Give the listing again character for character, but drop the images.

## Stored records
--------------------
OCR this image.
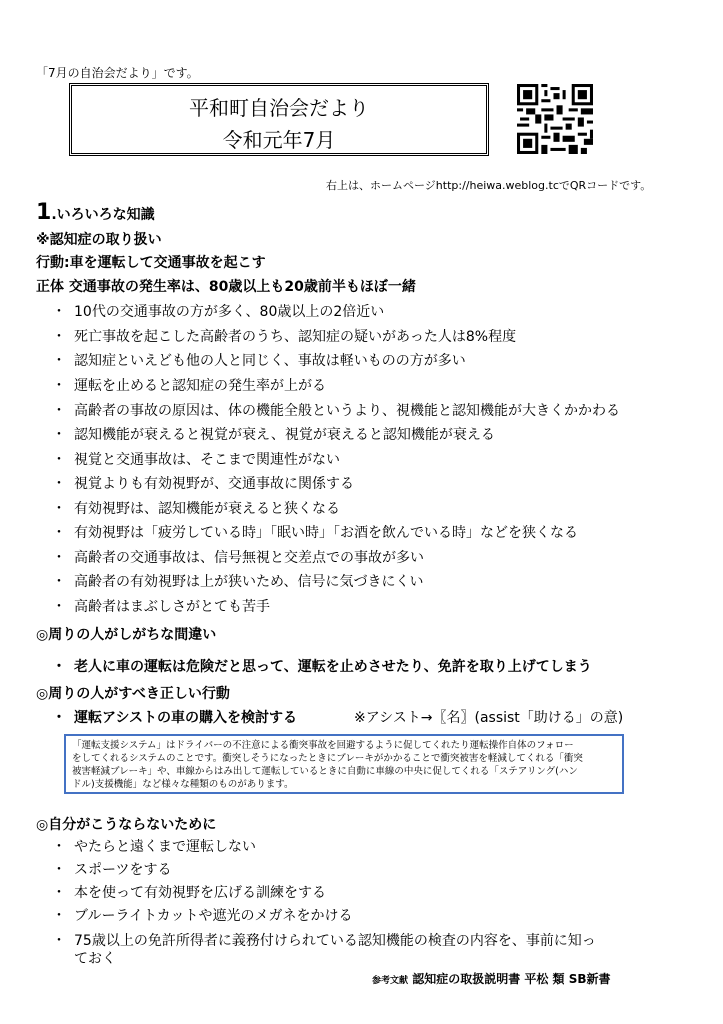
「7月の自治会だより」です。
平和町自治会だより
令和元年7月
右上は、ホームページhttp://heiwa.weblog.tcでQRコードです。
1.いろいろな知識
※認知症の取り扱い
行動:車を運転して交通事故を起こす
正体 交通事故の発生率は、80歳以上も20歳前半もほぼ一緒
・ 10代の交通事故の方が多く、80歳以上の2倍近い
・ 死亡事故を起こした高齢者のうち、認知症の疑いがあった人は8%程度
・ 認知症といえども他の人と同じく、事故は軽いものの方が多い
・ 運転を止めると認知症の発生率が上がる
・ 高齢者の事故の原因は、体の機能全般というより、視機能と認知機能が大きくかかわる
・ 認知機能が衰えると視覚が衰え、視覚が衰えると認知機能が衰える
・ 視覚と交通事故は、そこまで関連性がない
・ 視覚よりも有効視野が、交通事故に関係する
・ 有効視野は、認知機能が衰えると狭くなる
・ 有効視野は「疲労している時」「眠い時」「お酒を飲んでいる時」などを狭くなる
・ 高齢者の交通事故は、信号無視と交差点での事故が多い
・ 高齢者の有効視野は上が狭いため、信号に気づきにくい
・ 高齢者はまぶしさがとても苦手
◎周りの人がしがちな間違い
・ 老人に車の運転は危険だと思って、運転を止めさせたり、免許を取り上げてしまう
◎周りの人がすべき正しい行動
・ 運転アシストの車の購入を検討する	※アシスト→〖名〗(assist「助ける」の意)
「運転支援システム」はドライバーの不注意による衝突事故を回避するように促してくれたり運転操作自体のフォロー
をしてくれるシステムのことです。衝突しそうになったときにブレーキがかかることで衝突被害を軽減してくれる「衝突
被害軽減ブレーキ」や、車線からはみ出して運転しているときに自動に車線の中央に促してくれる「ステアリング(ハン
ドル)支援機能」など様々な種類のものがあります。
◎自分がこうならないために
・ やたらと遠くまで運転しない
・ スポーツをする
・ 本を使って有効視野を広げる訓練をする
・ ブルーライトカットや遮光のメガネをかける
・ 75歳以上の免許所得者に義務付けられている認知機能の検査の内容を、事前に知っ
ておく
参考文献 認知症の取扱説明書 平松 類 SB新書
--------------------
## EXERCISE OUTPUT
OCR this image.
「7月の自治会だより」です。
平和町自治会だより
令和元年7月
右上は、ホームページhttp://heiwa.weblog.tcでQRコードです。
1.いろいろな知識
※認知症の取り扱い
行動:車を運転して交通事故を起こす
正体 交通事故の発生率は、80歳以上も20歳前半もほぼ一緒
・ 10代の交通事故の方が多く、80歳以上の2倍近い
・ 死亡事故を起こした高齢者のうち、認知症の疑いがあった人は8%程度
・ 認知症といえども他の人と同じく、事故は軽いものの方が多い
・ 運転を止めると認知症の発生率が上がる
・ 高齢者の事故の原因は、体の機能全般というより、視機能と認知機能が大きくかかわる
・ 認知機能が衰えると視覚が衰え、視覚が衰えると認知機能が衰える
・ 視覚と交通事故は、そこまで関連性がない
・ 視覚よりも有効視野が、交通事故に関係する
・ 有効視野は、認知機能が衰えると狭くなる
・ 有効視野は「疲労している時」「眠い時」「お酒を飲んでいる時」などを狭くなる
・ 高齢者の交通事故は、信号無視と交差点での事故が多い
・ 高齢者の有効視野は上が狭いため、信号に気づきにくい
・ 高齢者はまぶしさがとても苦手
◎周りの人がしがちな間違い
・ 老人に車の運転は危険だと思って、運転を止めさせたり、免許を取り上げてしまう
◎周りの人がすべき正しい行動
・ 運転アシストの車の購入を検討する	※アシスト→〖名〗(assist「助ける」の意)
「運転支援システム」はドライバーの不注意による衝突事故を回避するように促してくれたり運転操作自体のフォロー
をしてくれるシステムのことです。衝突しそうになったときにブレーキがかかることで衝突被害を軽減してくれる「衝突
被害軽減ブレーキ」や、車線からはみ出して運転しているときに自動に車線の中央に促してくれる「ステアリング(ハン
ドル)支援機能」など様々な種類のものがあります。
◎自分がこうならないために
・ やたらと遠くまで運転しない
・ スポーツをする
・ 本を使って有効視野を広げる訓練をする
・ ブルーライトカットや遮光のメガネをかける
・ 75歳以上の免許所得者に義務付けられている認知機能の検査の内容を、事前に知っ
ておく
参考文献 認知症の取扱説明書 平松 類 SB新書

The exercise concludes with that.